Short problem — In the following material, identify every line holding the string "Τηλέμαχος" and return it.

(Entries taken from a collection)
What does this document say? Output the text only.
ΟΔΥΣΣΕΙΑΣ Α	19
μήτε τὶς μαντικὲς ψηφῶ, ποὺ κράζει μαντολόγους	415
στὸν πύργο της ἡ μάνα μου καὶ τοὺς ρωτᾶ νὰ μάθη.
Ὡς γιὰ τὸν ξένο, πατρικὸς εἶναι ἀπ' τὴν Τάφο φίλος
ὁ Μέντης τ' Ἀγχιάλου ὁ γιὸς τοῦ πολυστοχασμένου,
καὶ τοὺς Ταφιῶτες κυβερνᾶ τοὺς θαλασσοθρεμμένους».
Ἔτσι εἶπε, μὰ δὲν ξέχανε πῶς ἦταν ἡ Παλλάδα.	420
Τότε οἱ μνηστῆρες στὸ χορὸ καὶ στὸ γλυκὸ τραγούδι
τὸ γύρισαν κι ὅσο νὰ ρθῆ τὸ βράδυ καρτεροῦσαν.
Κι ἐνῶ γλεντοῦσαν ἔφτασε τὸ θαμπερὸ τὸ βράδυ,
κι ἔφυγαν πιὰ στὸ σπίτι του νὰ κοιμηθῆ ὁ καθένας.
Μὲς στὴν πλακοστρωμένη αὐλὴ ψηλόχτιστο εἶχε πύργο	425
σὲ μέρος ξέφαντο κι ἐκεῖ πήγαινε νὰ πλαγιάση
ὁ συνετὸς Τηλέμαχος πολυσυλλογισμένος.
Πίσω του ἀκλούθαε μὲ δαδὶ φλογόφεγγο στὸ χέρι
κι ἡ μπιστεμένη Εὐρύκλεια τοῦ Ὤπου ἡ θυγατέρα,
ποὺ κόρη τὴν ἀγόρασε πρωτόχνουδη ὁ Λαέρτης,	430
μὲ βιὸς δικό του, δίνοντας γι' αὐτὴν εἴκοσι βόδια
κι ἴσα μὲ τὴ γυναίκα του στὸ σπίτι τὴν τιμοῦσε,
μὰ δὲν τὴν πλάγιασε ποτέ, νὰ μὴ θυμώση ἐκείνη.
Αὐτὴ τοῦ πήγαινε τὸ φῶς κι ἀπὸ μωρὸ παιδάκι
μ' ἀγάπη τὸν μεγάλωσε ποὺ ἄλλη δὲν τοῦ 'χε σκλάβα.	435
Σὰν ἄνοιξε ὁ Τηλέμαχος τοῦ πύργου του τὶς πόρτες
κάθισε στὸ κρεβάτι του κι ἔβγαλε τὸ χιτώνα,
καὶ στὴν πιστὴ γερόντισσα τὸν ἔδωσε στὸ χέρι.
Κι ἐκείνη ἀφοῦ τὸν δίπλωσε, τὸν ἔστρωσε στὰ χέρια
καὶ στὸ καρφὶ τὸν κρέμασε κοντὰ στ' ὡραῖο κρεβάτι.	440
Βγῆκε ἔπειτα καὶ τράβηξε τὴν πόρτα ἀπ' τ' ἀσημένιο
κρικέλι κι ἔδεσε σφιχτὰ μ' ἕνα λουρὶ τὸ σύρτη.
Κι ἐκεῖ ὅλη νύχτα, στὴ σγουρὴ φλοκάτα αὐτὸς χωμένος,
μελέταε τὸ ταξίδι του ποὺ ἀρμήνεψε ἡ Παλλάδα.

Finished exercise —
ὁ συνετὸς Τηλέμαχος πολυσυλλογισμένος.
Σὰν ἄνοιξε ὁ Τηλέμαχος τοῦ πύργου του τὶς πόρτες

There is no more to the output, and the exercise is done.